◆ **What you will do**
Select every line below containing the word "Ledger".

◆ **Records to use**

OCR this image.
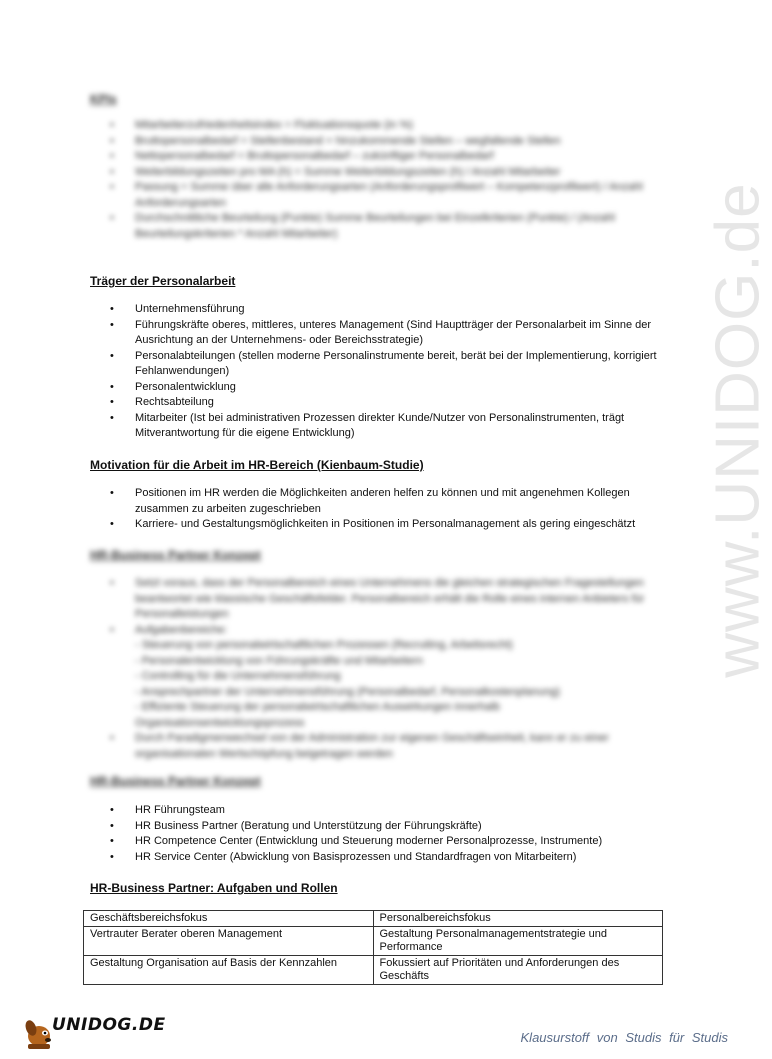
www.UNIDOG.de
KPIs
• Mitarbeiterzufriedenheitsindex = Fluktuationsquote (in %)
• Bruttopersonalbedarf = Stellenbestand + hinzukommende Stellen – wegfallende Stellen
• Nettopersonalbedarf = Bruttopersonalbedarf – zukünftiger Personalbedarf
• Weiterbildungszeiten pro MA (h) = Summe Weiterbildungszeiten (h) / Anzahl Mitarbeiter
• Passung = Summe über alle Anforderungsarten (Anforderungsprofilwert – Kompetenzprofilwert) / Anzahl Anforderungsarten
• Durchschnittliche Beurteilung (Punkte) Summe Beurteilungen bei Einzelkriterien (Punkte) / (Anzahl Beurteilungskriterien * Anzahl Mitarbeiter)
Träger der Personalarbeit
• Unternehmensführung
• Führungskräfte oberes, mittleres, unteres Management (Sind Hauptträger der Personalarbeit im Sinne der Ausrichtung an der Unternehmens- oder Bereichsstrategie)
• Personalabteilungen (stellen moderne Personalinstrumente bereit, berät bei der Implementierung, korrigiert Fehlanwendungen)
• Personalentwicklung
• Rechtsabteilung
• Mitarbeiter (Ist bei administrativen Prozessen direkter Kunde/Nutzer von Personalinstrumenten, trägt Mitverantwortung für die eigene Entwicklung)
Motivation für die Arbeit im HR-Bereich (Kienbaum-Studie)
• Positionen im HR werden die Möglichkeiten anderen helfen zu können und mit angenehmen Kollegen zusammen zu arbeiten zugeschrieben
• Karriere- und Gestaltungsmöglichkeiten in Positionen im Personalmanagement als gering eingeschätzt
HR-Business Partner Konzept
• Setzt voraus, dass der Personalbereich eines Unternehmens die gleichen strategischen Fragestellungen beantwortet wie klassische Geschäftsfelder. Personalbereich erhält die Rolle eines internen Anbieters für Personalleistungen
• Aufgabenbereiche:
- Steuerung von personalwirtschaftlichen Prozessen (Recruiting, Arbeitsrecht)
- Personalentwicklung von Führungskräfte und Mitarbeitern
- Controlling für die Unternehmensführung
- Ansprechpartner der Unternehmensführung (Personalbedarf, Personalkostenplanung)
- Effiziente Steuerung der personalwirtschaftlichen Auswirkungen innerhalb Organisationsentwicklungsprozess
• Durch Paradigmenwechsel von der Administration zur eigenen Geschäftseinheit, kann er zu einer organisationalen Wertschöpfung beigetragen werden
HR-Business Partner Konzept
• HR Führungsteam
• HR Business Partner (Beratung und Unterstützung der Führungskräfte)
• HR Competence Center (Entwicklung und Steuerung moderner Personalprozesse, Instrumente)
• HR Service Center (Abwicklung von Basisprozessen und Standardfragen von Mitarbeitern)
HR-Business Partner: Aufgaben und Rollen
Geschäftsbereichsfokus	Personalbereichsfokus
Vertrauter Berater oberen Management	Gestaltung Personalmanagementstrategie und Performance
Gestaltung Organisation auf Basis der Kennzahlen	Fokussiert auf Prioritäten und Anforderungen des Geschäfts
UNIDOG.DE
Klausurstoff von Studis für Studis
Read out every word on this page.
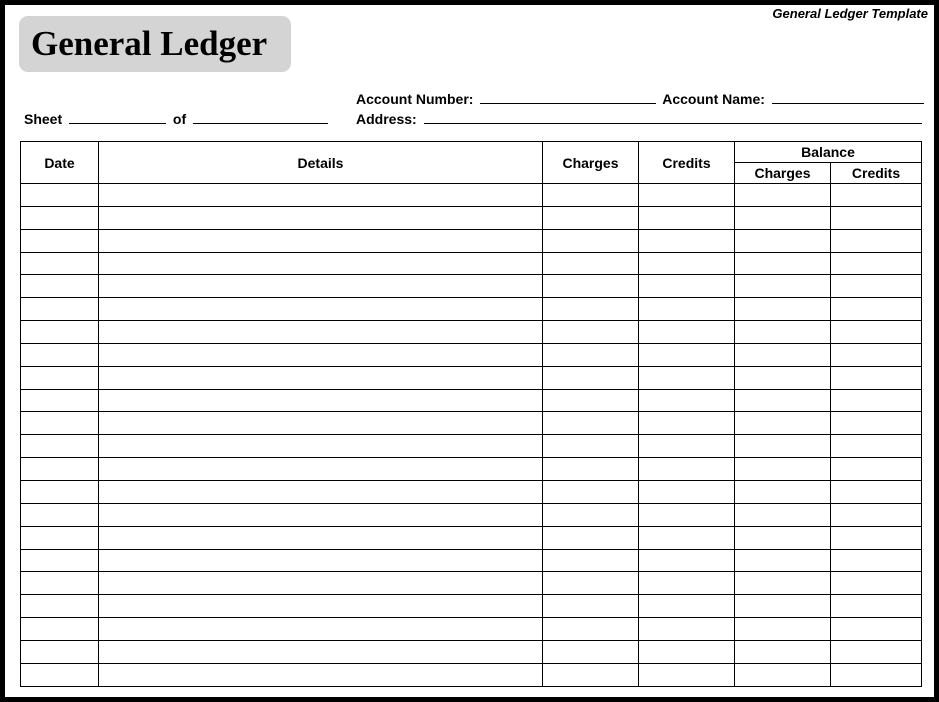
General Ledger Template
General Ledger
Sheet	of
Account Number:	Account Name:
Address:
Date	Details	Charges	Credits	Balance	
				Charges	Credits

◆ **Task response**
General Ledger Template
General Ledger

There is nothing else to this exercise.